That "national security" jab is a response to Trump's cover story: somehow, importing steel and aluminum from our staunchest allies is a threat to "national security."

Canada will retaliate:
Canada will impose retaliatory tariffs on C$16.6 billion ($12.8 billion) worth of U.S. exports and challenge U.S. steel and aluminum tariffs under the North American Free Trade Agreement and the World Trade Organization, Canadian Foreign Minister Chrystia Freeland said on Thursday.

Mexico and the EU will also retaliate:

Europe and Mexico pledged to retaliate quickly, exacerbating trans-Atlantic and North American trade tensions.

The European Commission’s president, Jean-Claude Juncker, said Trump’s decision amounted to trade protectionism and that Europe would respond with countermeasures. “This is protectionism, pure and simple,” Juncker said. Mexico said it would penalize U.S. imports including pork bellies, apples, grapes, cheeses and flat steel.

He's also talking about imposing tariffs on Japanese cars:

President Trump last week launched an investigation into whether auto imports posed a national security risk to the U.S., a justification that might be used to raise the duty on cars from 2.5 percent up to 25 percent.

“It’s hard for Japan to understand and we cannot accept it,” Abe said in a session of the Diet, Japan’s parliament, adding that Tokyo would let Washington know its concern over the direction of U.S. trade policy.

And he wants a total ban on imports of German luxury cars:

President Trump wants to impose a total ban on the imports of German luxury cars, according to a new report from CNBC and German magazine WirtschaftsWoche.

Several U.S. and European diplomats told the news outlets that Trump told French President Emmanuel Macron about his plans last month during a state visit.

Trump reportedly told Macron that he would maintain the ban until no Mercedes-Benz cars are seen on Fifth Avenue in New York.

There's one small problem with that:

A number of German automakers have plants in the U.S., including Mercedes-Benz in Alabama and BMW in South Carolina.

That popping sound you hear is champagne bottles being opened in the Kremlin.

Aside from the fact that Trump is a moron, we're long past the time when any single country can go it on its own. The world just doesn't work that way any more. Tom Sullivan has a good analysis of the whole debacle, and brings up an interesting point that supports my comment:

Catherine Rampell writes in the Washington Post that his view of trade echoes the mercantilists of the 17th and 18th centuries before there was an America to be great:
Like an 18th-century mercantilist, Trump perceives no mutual gains from trade. In any transaction, he sees only a winner and a loser. And the winner is determined by who has the trade surplus.

Since there’s no way everyone could come out ahead, there’s no point in trying to create a system of rules oriented toward that outcome. Plus, he seems to believe everyone’s going to cheat anyway — including, and perhaps especially, our supposed friends.

In the 17th and 18th centuries, countries could engage in this sort of behavior: there was no such thing as the multi-national corporation then, for starters. It was also the beginning of the age of colonialism, when the "great powers" were free to plunder "newly discovered" lands to enrich themselves. It doesn't work that way any more (except that it's those multi-nationals doing the plundering these days, but even that's winding down -- it's gotten to be really bad PR).

The only ones who are going to suffer from this latest round of Trump's idiocy are us. Again.

Source records:
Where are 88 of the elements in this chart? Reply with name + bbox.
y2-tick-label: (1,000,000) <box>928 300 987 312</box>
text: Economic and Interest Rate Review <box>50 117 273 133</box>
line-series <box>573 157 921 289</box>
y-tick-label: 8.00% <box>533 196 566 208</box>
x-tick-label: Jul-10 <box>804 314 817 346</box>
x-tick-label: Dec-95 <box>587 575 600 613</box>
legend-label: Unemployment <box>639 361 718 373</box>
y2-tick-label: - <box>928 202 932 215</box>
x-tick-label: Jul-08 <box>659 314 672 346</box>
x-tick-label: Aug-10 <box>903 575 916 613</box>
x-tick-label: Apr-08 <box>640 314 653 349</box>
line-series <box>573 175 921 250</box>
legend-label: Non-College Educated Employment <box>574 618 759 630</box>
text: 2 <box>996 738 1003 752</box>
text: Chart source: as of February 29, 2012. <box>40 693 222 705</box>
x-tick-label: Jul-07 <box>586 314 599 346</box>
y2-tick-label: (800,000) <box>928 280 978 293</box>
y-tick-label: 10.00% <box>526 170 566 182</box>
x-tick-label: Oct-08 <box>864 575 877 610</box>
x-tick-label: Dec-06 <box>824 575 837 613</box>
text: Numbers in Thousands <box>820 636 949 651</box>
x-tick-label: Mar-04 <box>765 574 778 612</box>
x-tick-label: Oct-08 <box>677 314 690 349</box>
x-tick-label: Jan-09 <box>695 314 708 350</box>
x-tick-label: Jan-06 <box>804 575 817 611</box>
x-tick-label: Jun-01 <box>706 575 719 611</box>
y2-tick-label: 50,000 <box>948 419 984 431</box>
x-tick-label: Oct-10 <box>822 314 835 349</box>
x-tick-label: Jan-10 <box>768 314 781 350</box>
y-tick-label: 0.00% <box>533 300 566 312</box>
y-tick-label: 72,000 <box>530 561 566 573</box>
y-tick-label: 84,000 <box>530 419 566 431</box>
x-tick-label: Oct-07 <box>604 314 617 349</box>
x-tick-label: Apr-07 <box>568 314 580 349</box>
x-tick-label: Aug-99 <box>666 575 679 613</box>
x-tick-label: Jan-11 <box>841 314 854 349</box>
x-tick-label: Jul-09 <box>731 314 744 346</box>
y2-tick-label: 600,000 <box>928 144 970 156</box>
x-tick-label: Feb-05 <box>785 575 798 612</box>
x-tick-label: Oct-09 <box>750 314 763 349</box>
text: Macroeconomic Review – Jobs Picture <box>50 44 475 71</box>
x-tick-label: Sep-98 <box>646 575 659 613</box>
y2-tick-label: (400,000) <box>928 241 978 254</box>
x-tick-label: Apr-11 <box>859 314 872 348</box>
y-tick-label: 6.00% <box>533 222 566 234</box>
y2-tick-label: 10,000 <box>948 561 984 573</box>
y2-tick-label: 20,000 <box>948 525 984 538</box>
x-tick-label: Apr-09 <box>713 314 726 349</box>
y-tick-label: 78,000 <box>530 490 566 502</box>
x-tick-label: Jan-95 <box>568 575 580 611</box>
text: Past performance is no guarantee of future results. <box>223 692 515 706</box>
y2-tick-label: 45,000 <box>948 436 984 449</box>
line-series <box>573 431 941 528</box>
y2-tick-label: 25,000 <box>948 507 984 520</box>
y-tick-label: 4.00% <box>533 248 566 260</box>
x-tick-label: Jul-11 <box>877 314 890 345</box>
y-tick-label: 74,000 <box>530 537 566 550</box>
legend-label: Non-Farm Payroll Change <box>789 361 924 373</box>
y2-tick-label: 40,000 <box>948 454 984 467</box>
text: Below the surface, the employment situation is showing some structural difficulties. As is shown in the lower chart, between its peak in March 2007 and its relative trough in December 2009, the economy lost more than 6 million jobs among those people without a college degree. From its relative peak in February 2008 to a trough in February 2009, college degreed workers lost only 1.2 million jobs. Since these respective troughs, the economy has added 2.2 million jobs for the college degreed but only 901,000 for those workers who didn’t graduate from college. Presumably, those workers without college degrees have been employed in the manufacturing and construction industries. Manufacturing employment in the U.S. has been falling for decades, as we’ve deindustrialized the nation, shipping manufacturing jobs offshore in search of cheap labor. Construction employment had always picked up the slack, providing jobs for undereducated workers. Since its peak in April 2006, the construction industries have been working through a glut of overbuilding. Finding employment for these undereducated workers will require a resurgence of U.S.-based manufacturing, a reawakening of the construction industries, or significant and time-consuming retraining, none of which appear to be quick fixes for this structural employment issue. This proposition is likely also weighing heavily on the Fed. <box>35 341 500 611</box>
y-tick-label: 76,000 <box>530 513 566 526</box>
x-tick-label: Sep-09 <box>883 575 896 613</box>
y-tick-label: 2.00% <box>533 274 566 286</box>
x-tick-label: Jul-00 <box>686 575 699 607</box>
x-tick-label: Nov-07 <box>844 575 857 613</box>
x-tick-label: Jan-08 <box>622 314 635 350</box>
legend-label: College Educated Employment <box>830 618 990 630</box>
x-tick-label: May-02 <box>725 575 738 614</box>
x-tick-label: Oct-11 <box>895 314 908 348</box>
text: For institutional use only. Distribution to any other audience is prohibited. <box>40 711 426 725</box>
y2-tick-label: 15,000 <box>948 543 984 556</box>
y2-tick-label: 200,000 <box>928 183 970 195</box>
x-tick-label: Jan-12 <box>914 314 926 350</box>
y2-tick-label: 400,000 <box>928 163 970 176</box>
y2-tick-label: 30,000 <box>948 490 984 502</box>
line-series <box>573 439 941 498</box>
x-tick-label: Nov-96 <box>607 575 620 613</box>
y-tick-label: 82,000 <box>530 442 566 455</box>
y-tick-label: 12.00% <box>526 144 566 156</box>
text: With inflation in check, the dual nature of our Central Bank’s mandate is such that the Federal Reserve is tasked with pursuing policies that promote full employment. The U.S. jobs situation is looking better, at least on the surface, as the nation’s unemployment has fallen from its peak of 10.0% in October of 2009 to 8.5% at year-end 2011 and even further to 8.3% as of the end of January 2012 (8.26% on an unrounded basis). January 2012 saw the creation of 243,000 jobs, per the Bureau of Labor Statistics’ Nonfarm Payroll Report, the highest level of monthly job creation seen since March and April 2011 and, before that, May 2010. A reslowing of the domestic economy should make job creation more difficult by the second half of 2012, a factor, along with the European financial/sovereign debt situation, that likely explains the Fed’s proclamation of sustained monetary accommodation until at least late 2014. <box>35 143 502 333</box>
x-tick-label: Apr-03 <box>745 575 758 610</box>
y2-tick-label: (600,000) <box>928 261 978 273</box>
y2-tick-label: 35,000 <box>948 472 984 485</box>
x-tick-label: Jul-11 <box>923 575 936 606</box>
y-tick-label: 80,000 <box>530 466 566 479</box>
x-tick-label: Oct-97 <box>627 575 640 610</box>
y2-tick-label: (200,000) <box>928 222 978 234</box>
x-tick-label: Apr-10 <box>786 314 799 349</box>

» **EXERCISE**:
Answer these questions about the post on tariffs:
1. On how much worth of U.S. exports will Canada impose retaliatory tariffs?
2. In which state does Mercedes-Benz have a U.S. plant?
3. According to Catherine Rampell, what does Trump think determines the winner in a trade transaction?
Nothing in the data is needed for this.

» **EXPECTED ANSWER**:
1. C$16.6 billion ($12.8 billion).
2. Alabama.
3. Who has the trade surplus.